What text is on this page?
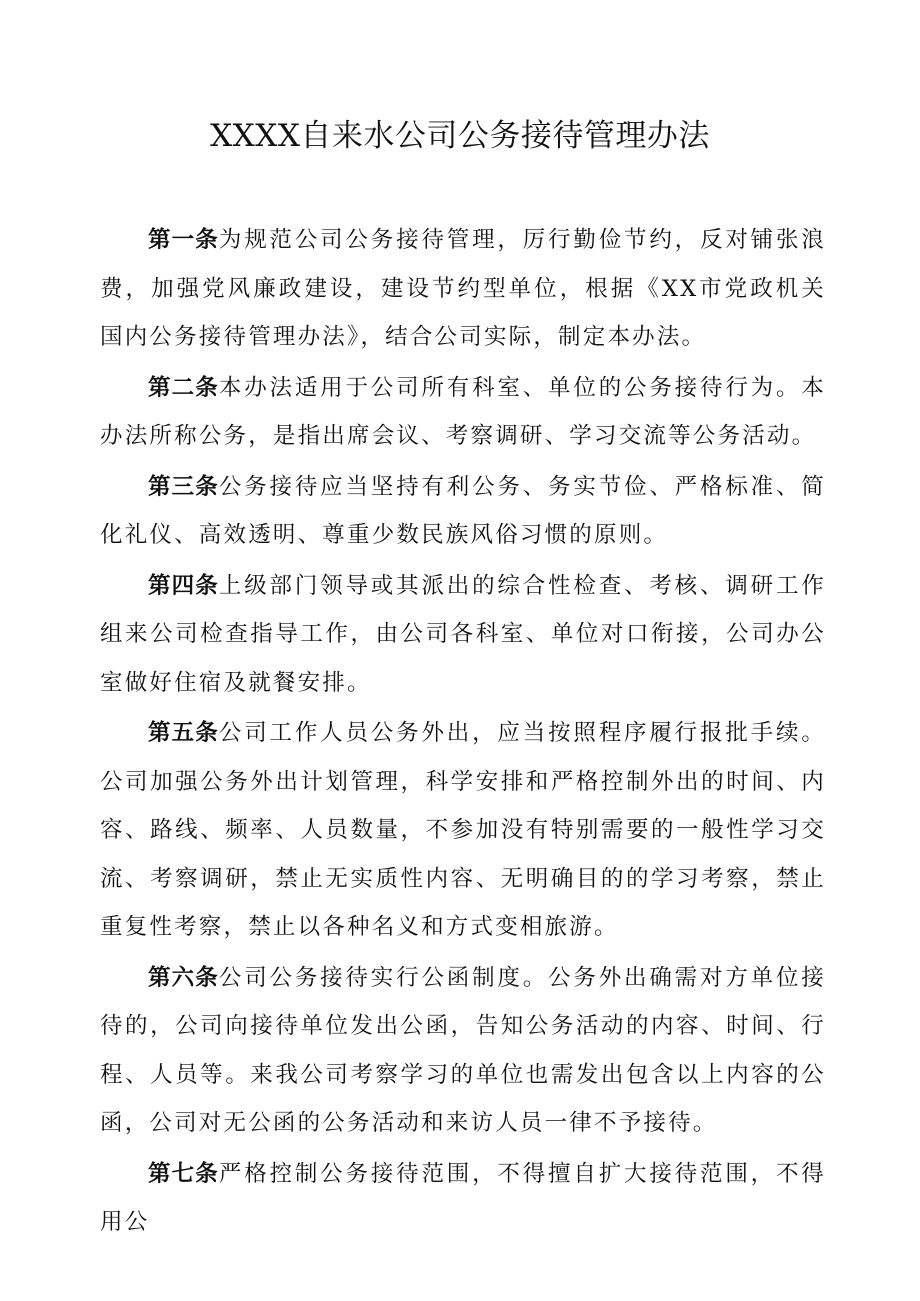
XXXX自来水公司公务接待管理办法

第一条为规范公司公务接待管理，厉行勤俭节约，反对铺张浪费，加强党风廉政建设，建设节约型单位，根据《XX市党政机关国内公务接待管理办法》，结合公司实际，制定本办法。

第二条本办法适用于公司所有科室、单位的公务接待行为。本办法所称公务，是指出席会议、考察调研、学习交流等公务活动。

第三条公务接待应当坚持有利公务、务实节俭、严格标准、简化礼仪、高效透明、尊重少数民族风俗习惯的原则。

第四条上级部门领导或其派出的综合性检查、考核、调研工作组来公司检查指导工作，由公司各科室、单位对口衔接，公司办公室做好住宿及就餐安排。

第五条公司工作人员公务外出，应当按照程序履行报批手续。公司加强公务外出计划管理，科学安排和严格控制外出的时间、内容、路线、频率、人员数量，不参加没有特别需要的一般性学习交流、考察调研，禁止无实质性内容、无明确目的的学习考察，禁止重复性考察，禁止以各种名义和方式变相旅游。

第六条公司公务接待实行公函制度。公务外出确需对方单位接待的，公司向接待单位发出公函，告知公务活动的内容、时间、行程、人员等。来我公司考察学习的单位也需发出包含以上内容的公函，公司对无公函的公务活动和来访人员一律不予接待。

第七条严格控制公务接待范围，不得擅自扩大接待范围，不得用公
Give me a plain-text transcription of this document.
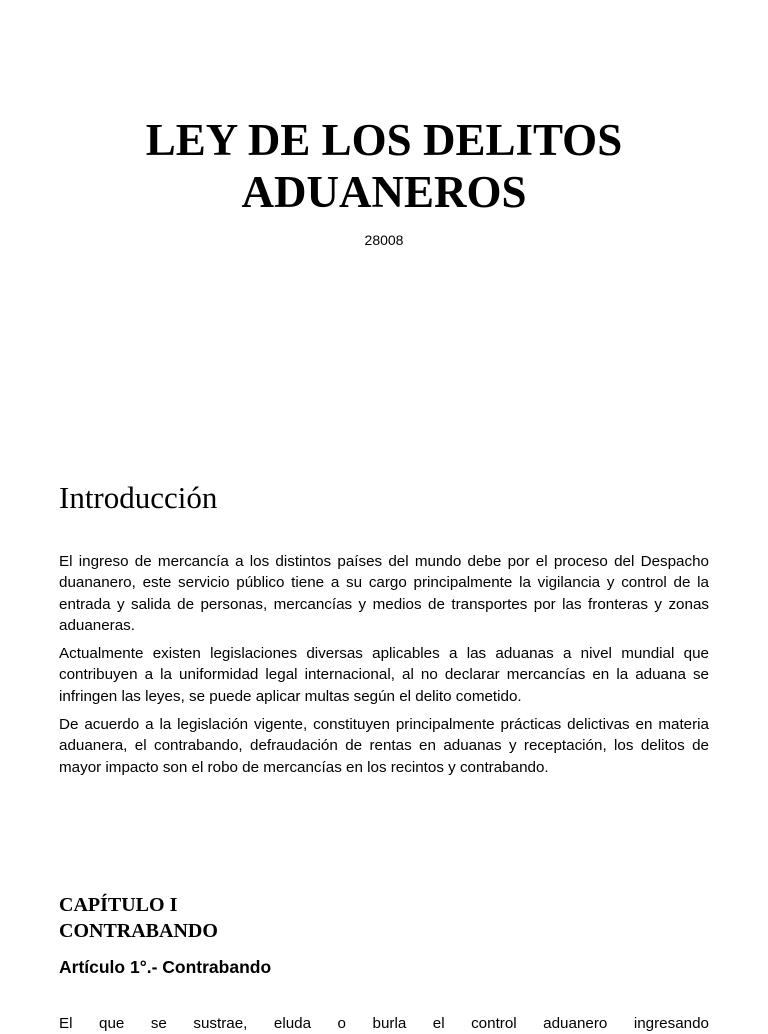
LEY DE LOS DELITOS
ADUANEROS
28008
Introducción

El ingreso de mercancía a los distintos países del mundo debe por el proceso del Despacho duananero, este servicio público tiene a su cargo principalmente la vigilancia y control de la entrada y salida de personas, mercancías y medios de transportes por las fronteras y zonas aduaneras.

Actualmente existen legislaciones diversas aplicables a las aduanas a nivel mundial que contribuyen a la uniformidad legal internacional, al no declarar mercancías en la aduana se infringen las leyes, se puede aplicar multas según el delito cometido.

De acuerdo a la legislación vigente, constituyen principalmente prácticas delictivas en materia aduanera, el contrabando, defraudación de rentas en aduanas y receptación, los delitos de mayor impacto son el robo de mercancías en los recintos y contrabando.

CAPÍTULO I
CONTRABANDO
Artículo 1°.- Contrabando
El que se sustrae, eluda o burla el control aduanero ingresando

**Goal:** Every line in the data above that contains "mercancías" needs to be copied.

**Result of the task:**
El ingreso de mercancía a los distintos países del mundo debe por el proceso del Despacho duananero, este servicio público tiene a su cargo principalmente la vigilancia y control de la entrada y salida de personas, mercancías y medios de transportes por las fronteras y zonas aduaneras.
Actualmente existen legislaciones diversas aplicables a las aduanas a nivel mundial que contribuyen a la uniformidad legal internacional, al no declarar mercancías en la aduana se infringen las leyes, se puede aplicar multas según el delito cometido.
De acuerdo a la legislación vigente, constituyen principalmente prácticas delictivas en materia aduanera, el contrabando, defraudación de rentas en aduanas y receptación, los delitos de mayor impacto son el robo de mercancías en los recintos y contrabando.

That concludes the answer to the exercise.